MR.WATKIN'S LIBRARY

 

click here for a visual record of the Library at Sussex Mews

 

Lacking a formal education, David Watkin was insatiably curious about the world, and in particular, events where, he suspected, somebody was pulling the wool over his eyes, be it the Titanic, the Grassy Knoll or D-Day. He tested an authors’ reputation and others’ claims for them, as he did composers. Disputes with friends and acquaintances could only be answered by return to the original sources. He was rarely wrong but was always eager to accept limitations on expertise as he did in cinematography.

rushing to prove a point, 2004

He would return from a shoot delighted that he’d gossiped with an actor only to find, as he did with Depardieu on Bogus, they both had things to say about Saint Simon’s Memoirs. Shared impressions delighted him but they had to be tested, substantiating the initial expressions from his usually sharp memory. “Don't you know about Firbank? ” he said to Whoopi Goldberg, and promised to send her a copy of Prancing Nigger (the general freeze in the atmosphere on set was guaranteed to make him roar with laughter). When we first met he fished out a copy of Lytton Strachey’s Ermyntrude and Esmerelda to mark our new friendship. I found it unreadable.

He was a conventional book collector whose custom was eagerly sought by the Premier Division Booksellers such as Ed Maggs and David Brass. Whether in New York, Prague or Japan, he made a bee-line for familiar dealers who had delighted him in the past. It was the same with recorded music. I still have a copy of Barbirolli’s Sibelius Orchestral Works he gave me. purchased in Tokyo with a packaging and a generous booklet printed entirely in Japanese.

I long suspected he was a collector of erotica, but despite a puny collection of fey beefcake books, he preferred his stimulation from disreputable porn videos where sailors, monks and submariners disported themselves against cardboard sets. The exception was a large collection of pamphlets and slim volumes of Ralph Chubb. He delighted at Oriole’s shudder when he confronted her with a book about a spanked schoolboy bound in standard issue educational corduroy.

He also dealt actively with dealers in manuscripts and letters. Catalogues were invariably lying on the doormat or in piles around his home, marked for purchase or reading aloud to pals. During one lunch at Sussex Mews I listened to a letter sent by Shostakovich listed for sale, how he had been pursued by an angry mob after the young composer had been seen pinching the enormous arse of a female passer by.

WRITTEN INSTRUCTION A :: In the text about David Watkin's library, which book did he hand over to mark his new friendship with the writer?
The records have no connection to the text about David Watkin's library.

Dataset excerpt:
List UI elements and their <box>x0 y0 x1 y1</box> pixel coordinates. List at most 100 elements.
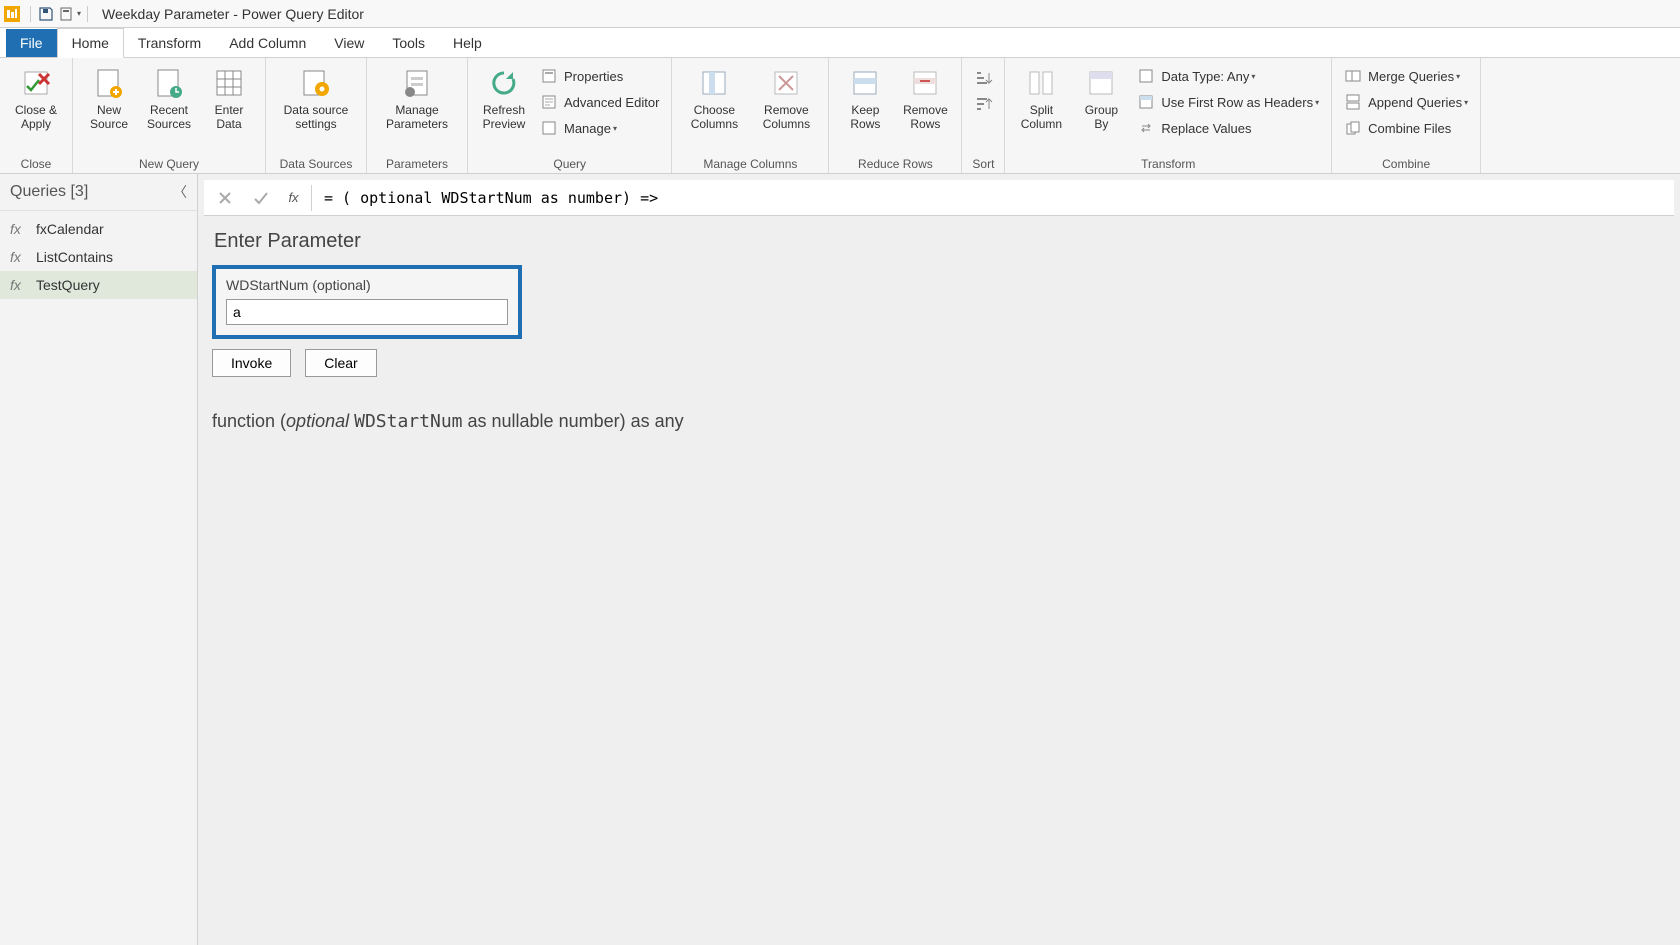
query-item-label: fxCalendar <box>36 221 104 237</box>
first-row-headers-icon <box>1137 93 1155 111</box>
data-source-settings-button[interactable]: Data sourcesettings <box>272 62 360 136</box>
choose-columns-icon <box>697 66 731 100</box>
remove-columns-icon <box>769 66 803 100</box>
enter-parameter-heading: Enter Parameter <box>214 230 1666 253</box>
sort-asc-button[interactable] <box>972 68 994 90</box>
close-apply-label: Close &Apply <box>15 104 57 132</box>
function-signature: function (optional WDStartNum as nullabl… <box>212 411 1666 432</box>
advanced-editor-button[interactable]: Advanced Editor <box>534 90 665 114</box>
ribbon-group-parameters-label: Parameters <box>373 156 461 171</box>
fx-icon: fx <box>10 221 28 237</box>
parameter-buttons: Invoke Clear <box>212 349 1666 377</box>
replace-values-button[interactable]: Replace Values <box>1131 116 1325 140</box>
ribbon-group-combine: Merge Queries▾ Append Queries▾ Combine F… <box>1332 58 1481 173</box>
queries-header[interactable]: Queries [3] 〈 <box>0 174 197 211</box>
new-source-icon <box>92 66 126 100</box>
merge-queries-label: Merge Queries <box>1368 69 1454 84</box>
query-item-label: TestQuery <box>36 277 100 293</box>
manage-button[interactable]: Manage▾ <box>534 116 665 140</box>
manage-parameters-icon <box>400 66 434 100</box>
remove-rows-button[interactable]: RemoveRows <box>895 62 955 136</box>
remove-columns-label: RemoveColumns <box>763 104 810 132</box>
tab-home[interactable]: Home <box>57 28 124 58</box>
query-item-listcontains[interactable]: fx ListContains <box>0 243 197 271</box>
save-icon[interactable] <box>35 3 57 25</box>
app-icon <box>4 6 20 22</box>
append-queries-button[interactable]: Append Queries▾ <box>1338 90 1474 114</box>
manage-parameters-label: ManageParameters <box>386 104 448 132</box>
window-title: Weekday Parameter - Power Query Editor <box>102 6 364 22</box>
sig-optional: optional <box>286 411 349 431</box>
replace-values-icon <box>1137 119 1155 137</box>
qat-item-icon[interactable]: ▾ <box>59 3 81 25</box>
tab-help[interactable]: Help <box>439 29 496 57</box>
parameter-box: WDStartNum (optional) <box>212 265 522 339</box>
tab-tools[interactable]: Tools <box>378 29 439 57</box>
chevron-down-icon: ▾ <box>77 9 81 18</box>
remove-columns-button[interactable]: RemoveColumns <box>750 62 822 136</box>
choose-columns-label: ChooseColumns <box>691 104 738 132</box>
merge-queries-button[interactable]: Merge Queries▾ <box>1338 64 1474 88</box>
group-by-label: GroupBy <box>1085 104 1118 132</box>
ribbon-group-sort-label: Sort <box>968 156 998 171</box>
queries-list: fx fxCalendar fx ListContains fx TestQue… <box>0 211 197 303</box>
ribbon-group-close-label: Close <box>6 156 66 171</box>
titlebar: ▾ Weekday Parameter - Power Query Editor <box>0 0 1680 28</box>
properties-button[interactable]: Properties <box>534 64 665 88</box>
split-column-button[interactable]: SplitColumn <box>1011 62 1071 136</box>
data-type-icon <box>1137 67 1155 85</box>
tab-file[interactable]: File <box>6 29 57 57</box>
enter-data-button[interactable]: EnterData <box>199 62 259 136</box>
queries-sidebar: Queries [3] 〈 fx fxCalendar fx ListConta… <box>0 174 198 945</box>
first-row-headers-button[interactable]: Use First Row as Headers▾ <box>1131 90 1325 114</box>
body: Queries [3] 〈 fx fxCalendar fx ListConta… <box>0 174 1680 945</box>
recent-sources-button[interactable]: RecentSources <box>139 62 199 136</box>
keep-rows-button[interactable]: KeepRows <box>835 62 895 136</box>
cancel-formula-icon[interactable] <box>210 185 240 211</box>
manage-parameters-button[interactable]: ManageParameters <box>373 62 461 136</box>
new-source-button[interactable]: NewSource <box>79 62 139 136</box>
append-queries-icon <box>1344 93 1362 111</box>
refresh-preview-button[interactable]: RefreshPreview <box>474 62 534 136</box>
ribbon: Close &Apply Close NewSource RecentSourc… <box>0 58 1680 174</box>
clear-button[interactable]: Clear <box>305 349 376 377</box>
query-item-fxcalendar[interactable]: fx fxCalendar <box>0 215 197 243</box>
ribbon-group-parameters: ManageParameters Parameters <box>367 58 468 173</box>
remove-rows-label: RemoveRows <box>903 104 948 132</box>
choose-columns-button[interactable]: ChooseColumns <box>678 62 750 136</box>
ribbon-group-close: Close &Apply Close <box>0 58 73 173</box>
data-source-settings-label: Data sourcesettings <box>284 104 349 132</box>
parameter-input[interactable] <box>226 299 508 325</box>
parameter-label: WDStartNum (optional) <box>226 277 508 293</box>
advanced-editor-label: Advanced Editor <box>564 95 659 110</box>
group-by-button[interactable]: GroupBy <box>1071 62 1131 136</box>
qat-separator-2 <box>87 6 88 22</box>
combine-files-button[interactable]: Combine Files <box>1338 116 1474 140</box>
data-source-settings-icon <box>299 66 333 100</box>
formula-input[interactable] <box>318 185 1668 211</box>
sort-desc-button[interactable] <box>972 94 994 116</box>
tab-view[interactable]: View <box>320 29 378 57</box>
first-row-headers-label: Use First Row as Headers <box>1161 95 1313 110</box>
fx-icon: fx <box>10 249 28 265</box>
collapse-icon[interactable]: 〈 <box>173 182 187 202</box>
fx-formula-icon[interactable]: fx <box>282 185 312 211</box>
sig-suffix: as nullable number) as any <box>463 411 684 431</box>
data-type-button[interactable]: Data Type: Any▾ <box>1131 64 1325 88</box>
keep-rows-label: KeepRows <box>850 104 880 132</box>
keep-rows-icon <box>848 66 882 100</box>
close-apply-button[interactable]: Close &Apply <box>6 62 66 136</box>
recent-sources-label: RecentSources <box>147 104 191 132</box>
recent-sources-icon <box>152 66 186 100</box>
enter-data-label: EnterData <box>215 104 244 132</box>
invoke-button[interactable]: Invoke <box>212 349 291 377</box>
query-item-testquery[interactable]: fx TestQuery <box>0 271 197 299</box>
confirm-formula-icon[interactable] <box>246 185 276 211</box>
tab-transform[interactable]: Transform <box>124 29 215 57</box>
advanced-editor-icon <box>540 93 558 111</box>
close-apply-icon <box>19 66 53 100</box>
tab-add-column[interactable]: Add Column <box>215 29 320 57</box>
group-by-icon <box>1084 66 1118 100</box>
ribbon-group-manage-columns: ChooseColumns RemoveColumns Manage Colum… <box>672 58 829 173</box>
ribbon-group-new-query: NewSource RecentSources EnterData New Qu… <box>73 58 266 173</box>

WRITTEN INSTRUCTION B :: Retype the part of the records that opens with the line containing "query-item-label: fxCalendar <box>36" and closes with the line containing "remove-columns-icon <box>769 66 803 100</box>", both lines included.

RIGHT ANSWER A :: A copy of Lytton Strachey's Ermyntrude and Esmerelda.

RIGHT ANSWER B ::
query-item-label: fxCalendar <box>36 221 104 237</box>
first-row-headers-icon <box>1137 93 1155 111</box>
data-source-settings-button[interactable]: Data sourcesettings <box>272 62 360 136</box>
choose-columns-icon <box>697 66 731 100</box>
remove-columns-icon <box>769 66 803 100</box>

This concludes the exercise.